## [AIM]
Look through the material below and count the lines with the string "Approximate". Report only the count.

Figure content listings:
....................
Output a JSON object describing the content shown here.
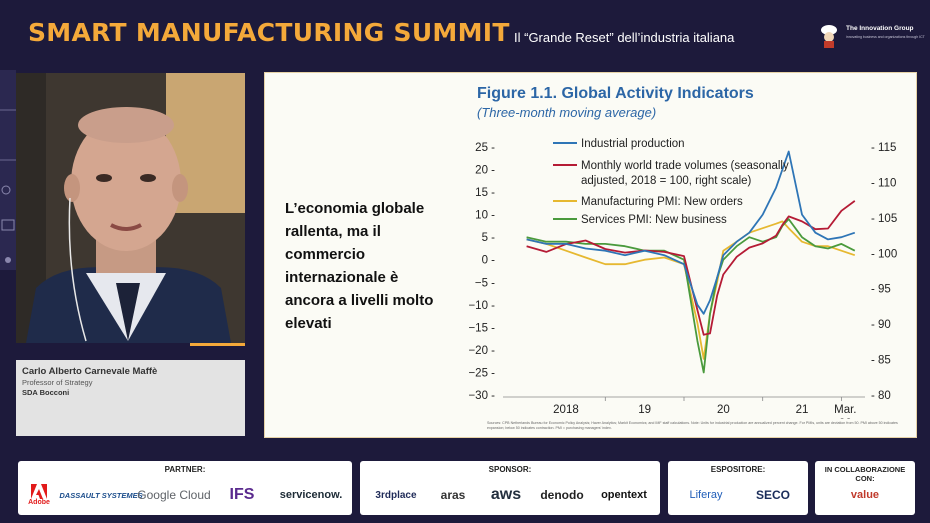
{
  "header": {
    "title": "SMART MANUFACTURING SUMMIT",
    "subtitle": "Il “Grande Reset” dell’industria italiana",
    "org_name": "The Innovation Group",
    "org_tagline": "innovating business and organizations through ICT"
  },
  "speaker": {
    "name": "Carlo Alberto Carnevale Maffè",
    "role": "Professor of Strategy",
    "org": "SDA Bocconi"
  },
  "slide": {
    "text": "L’economia globale rallenta, ma il commercio internazionale è ancora a livelli molto elevati",
    "figure_title": "Figure 1.1.  Global Activity Indicators",
    "figure_subtitle": "(Three-month moving average)",
    "source_note": "Sources: CPB Netherlands Bureau for Economic Policy Analysis; Haver Analytics; Markit Economics; and IMF staff calculations. Note: Units for industrial production are annualized percent change. For PMIs, units are deviation from 50. PMI above 50 indicates expansion; below 50 indicates contraction. PMI = purchasing managers' index."
  },
  "chart_data": {
    "type": "line",
    "title": "Figure 1.1.  Global Activity Indicators",
    "subtitle": "(Three-month moving average)",
    "xlabel": "",
    "ylabel": "",
    "x_ticks": [
      "2018",
      "19",
      "20",
      "21",
      "Mar. 22"
    ],
    "x": [
      2018.0,
      2018.25,
      2018.5,
      2018.75,
      2019.0,
      2019.25,
      2019.5,
      2019.75,
      2020.0,
      2020.17,
      2020.25,
      2020.33,
      2020.42,
      2020.5,
      2020.67,
      2020.83,
      2021.0,
      2021.17,
      2021.25,
      2021.33,
      2021.5,
      2021.67,
      2021.83,
      2022.0,
      2022.17
    ],
    "xlim": [
      2017.7,
      2022.3
    ],
    "y_left_ticks": [
      "25",
      "20",
      "15",
      "10",
      "5",
      "0",
      "−5",
      "−10",
      "−15",
      "−20",
      "−25",
      "−30"
    ],
    "ylim_left": [
      -30,
      25
    ],
    "y_right_ticks": [
      "115",
      "110",
      "105",
      "100",
      "95",
      "90",
      "85",
      "80"
    ],
    "ylim_right": [
      80,
      115
    ],
    "grid": false,
    "legend_position": "top",
    "colors": {
      "industrial": "#2e75b6",
      "trade": "#b51b35",
      "manufacturing": "#e6b830",
      "services": "#4a9a3c"
    },
    "series": [
      {
        "name": "Industrial production",
        "axis": "left",
        "values": [
          4.5,
          3.5,
          3.5,
          2.5,
          2,
          1,
          2,
          1,
          -1,
          -10,
          -12,
          -9,
          -4,
          1,
          4,
          6,
          10,
          16,
          20,
          24,
          10,
          6,
          4.5,
          5,
          6
        ]
      },
      {
        "name": "Monthly world trade volumes (seasonally adjusted, 2018 = 100, right scale)",
        "axis": "right",
        "values": [
          101,
          100.2,
          101.3,
          101.8,
          100.6,
          100.1,
          100.4,
          100.2,
          99.6,
          92,
          88.5,
          88.7,
          94,
          97,
          99.5,
          100.8,
          101.4,
          102.5,
          104,
          105.2,
          104.5,
          103.4,
          103.5,
          106,
          107.4
        ]
      },
      {
        "name": "Manufacturing PMI: New orders",
        "axis": "left",
        "values": [
          4.5,
          3.5,
          2,
          0.5,
          -1,
          -1,
          0,
          0.5,
          -1,
          -14,
          -22,
          -12,
          -5,
          2,
          4,
          6,
          7,
          8,
          8.5,
          7,
          4,
          3,
          3,
          2,
          1
        ]
      },
      {
        "name": "Services PMI: New business",
        "axis": "left",
        "values": [
          5,
          4,
          4,
          3.5,
          3.5,
          3,
          2,
          2,
          0,
          -18,
          -25,
          -12,
          -4,
          0,
          3,
          5,
          4,
          5,
          7.5,
          9,
          5,
          3,
          2.5,
          3.5,
          2
        ]
      }
    ]
  },
  "footer": {
    "partner_label": "PARTNER:",
    "sponsor_label": "SPONSOR:",
    "exhibitor_label": "ESPOSITORE:",
    "collab_label": "IN COLLABORAZIONE CON:",
    "partners": [
      "Adobe",
      "DASSAULT SYSTEMES",
      "Google Cloud",
      "IFS",
      "servicenow."
    ],
    "sponsors": [
      "3rdplace",
      "aras",
      "aws",
      "denodo",
      "opentext"
    ],
    "exhibitors": [
      "Liferay",
      "SECO"
    ],
    "collaborators": [
      "value"
    ]
  }
}
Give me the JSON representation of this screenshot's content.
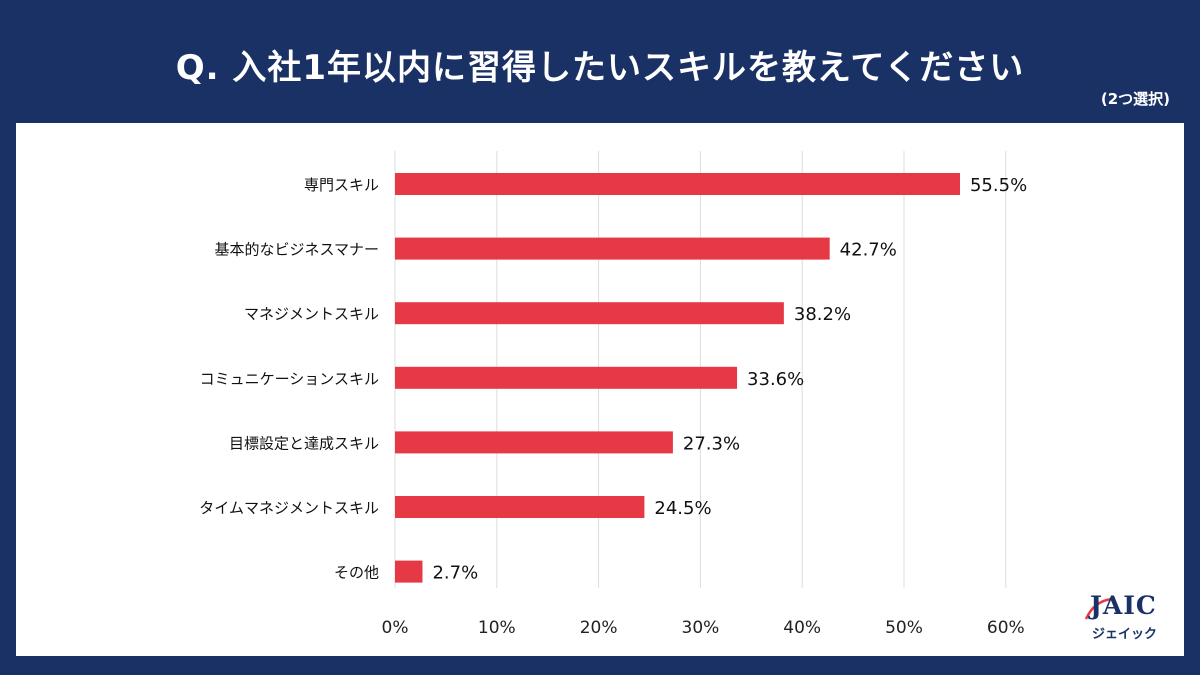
{
  "header": {
    "title": "Q. 入社1年以内に習得したいスキルを教えてください",
    "note": "(2つ選択)"
  },
  "logo": {
    "text": "JAIC",
    "subtext": "ジェイック"
  },
  "colors": {
    "background": "#1a3166",
    "bar": "#e63946",
    "grid": "#dddddd"
  },
  "chart_data": {
    "type": "bar",
    "orientation": "horizontal",
    "categories": [
      "専門スキル",
      "基本的なビジネスマナー",
      "マネジメントスキル",
      "コミュニケーションスキル",
      "目標設定と達成スキル",
      "タイムマネジメントスキル",
      "その他"
    ],
    "values": [
      55.5,
      42.7,
      38.2,
      33.6,
      27.3,
      24.5,
      2.7
    ],
    "value_labels": [
      "55.5%",
      "42.7%",
      "38.2%",
      "33.6%",
      "27.3%",
      "24.5%",
      "2.7%"
    ],
    "x_ticks": [
      0,
      10,
      20,
      30,
      40,
      50,
      60
    ],
    "x_tick_labels": [
      "0%",
      "10%",
      "20%",
      "30%",
      "40%",
      "50%",
      "60%"
    ],
    "xlim": [
      0,
      60
    ],
    "grid": true,
    "legend": "none"
  }
}
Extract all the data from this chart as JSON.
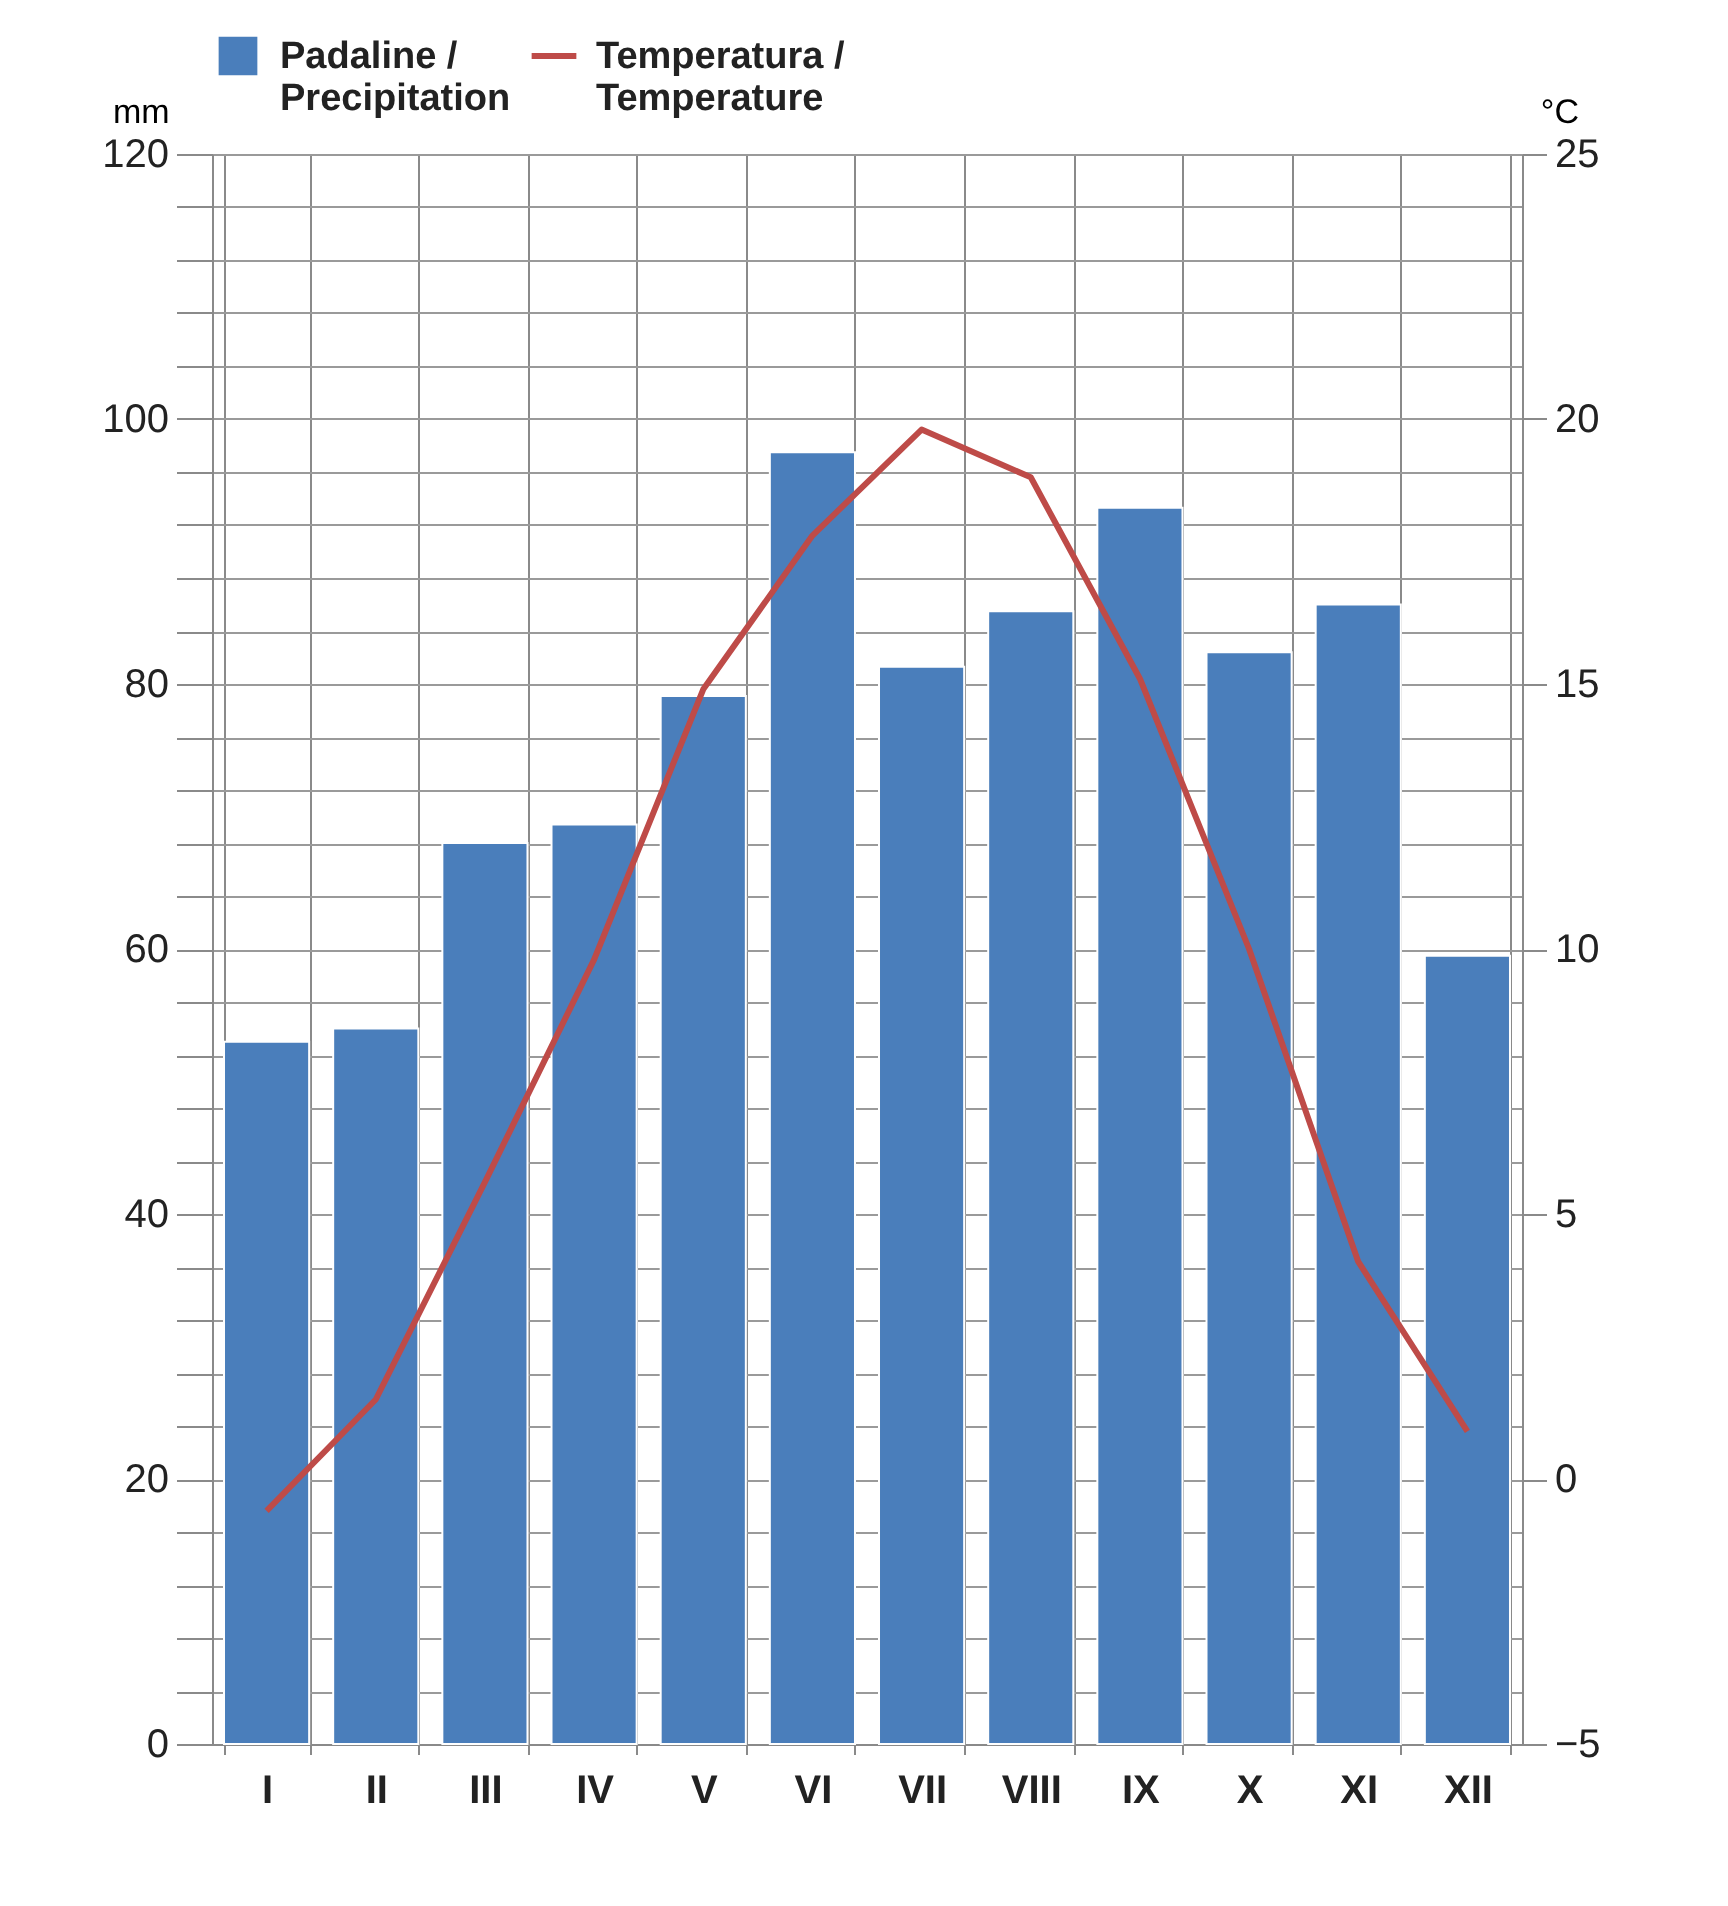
{
  "chart_data": {
    "type": "bar",
    "categories": [
      "I",
      "II",
      "III",
      "IV",
      "V",
      "VI",
      "VII",
      "VIII",
      "IX",
      "X",
      "XI",
      "XII"
    ],
    "series": [
      {
        "name": "Padaline / Precipitation",
        "color": "#4a7ebb",
        "values": [
          53,
          54,
          68,
          69.4,
          79.1,
          97.5,
          81.3,
          85.5,
          93.3,
          82.4,
          86,
          59.5
        ]
      },
      {
        "name": "Temperatura / Temperature",
        "type": "line",
        "axis": "y2",
        "color": "#be4b48",
        "values": [
          -0.6,
          1.5,
          5.6,
          9.8,
          14.9,
          17.8,
          19.8,
          18.9,
          15.1,
          10,
          4.1,
          0.9
        ]
      }
    ],
    "ylabel": "mm",
    "y2label": "°C",
    "ylim": [
      0,
      120
    ],
    "yticks": [
      0,
      {
        "value": 4,
        "label": null
      },
      {
        "value": 8,
        "label": null
      },
      {
        "value": 12,
        "label": null
      },
      {
        "value": 16,
        "label": null
      },
      20,
      {
        "value": 24,
        "label": null
      },
      {
        "value": 28,
        "label": null
      },
      {
        "value": 32,
        "label": null
      },
      {
        "value": 36,
        "label": null
      },
      40,
      {
        "value": 44,
        "label": null
      },
      {
        "value": 48,
        "label": null
      },
      {
        "value": 52,
        "label": null
      },
      {
        "value": 56,
        "label": null
      },
      60,
      {
        "value": 64,
        "label": null
      },
      {
        "value": 68,
        "label": null
      },
      {
        "value": 72,
        "label": null
      },
      {
        "value": 76,
        "label": null
      },
      80,
      {
        "value": 84,
        "label": null
      },
      {
        "value": 88,
        "label": null
      },
      {
        "value": 92,
        "label": null
      },
      {
        "value": 96,
        "label": null
      },
      100,
      {
        "value": 104,
        "label": null
      },
      {
        "value": 108,
        "label": null
      },
      {
        "value": 112,
        "label": null
      },
      {
        "value": 116,
        "label": null
      },
      120
    ],
    "y2lim": [
      -5,
      25
    ],
    "y2ticks": [
      -5,
      0,
      5,
      10,
      15,
      20,
      25
    ],
    "grid": true,
    "legend": "top",
    "line_style": "solid"
  }
}
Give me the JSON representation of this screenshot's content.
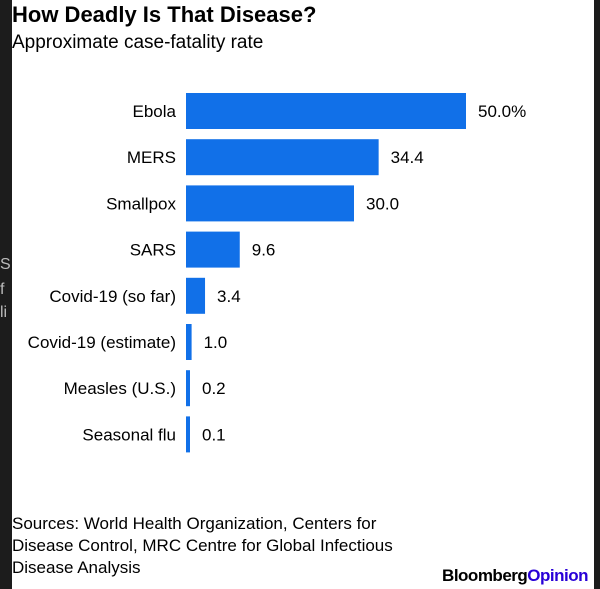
{
  "title": "How Deadly Is That Disease?",
  "subtitle": "Approximate case-fatality rate",
  "chart_data": {
    "type": "bar",
    "orientation": "horizontal",
    "categories": [
      "Ebola",
      "MERS",
      "Smallpox",
      "SARS",
      "Covid-19 (so far)",
      "Covid-19 (estimate)",
      "Measles (U.S.)",
      "Seasonal flu"
    ],
    "values": [
      50.0,
      34.4,
      30.0,
      9.6,
      3.4,
      1.0,
      0.2,
      0.1
    ],
    "value_labels": [
      "50.0%",
      "34.4",
      "30.0",
      "9.6",
      "3.4",
      "1.0",
      "0.2",
      "0.1"
    ],
    "unit": "%",
    "bar_color": "#1170e8",
    "grid": false,
    "title": "How Deadly Is That Disease?",
    "subtitle": "Approximate case-fatality rate",
    "xlim": [
      0,
      50
    ]
  },
  "sources": "Sources: World Health Organization, Centers for Disease Control, MRC Centre for Global Infectious Disease Analysis",
  "brand": {
    "part1": "Bloomberg",
    "part2": "Opinion"
  },
  "background_peek": [
    "S",
    "f",
    "li"
  ]
}
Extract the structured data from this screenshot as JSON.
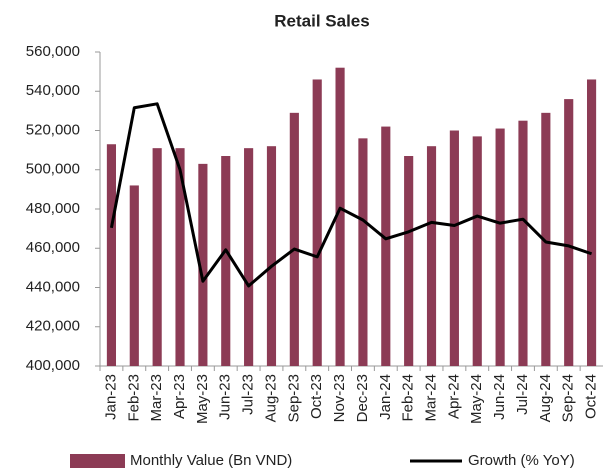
....................
## [CORRECT RESPONSE]
2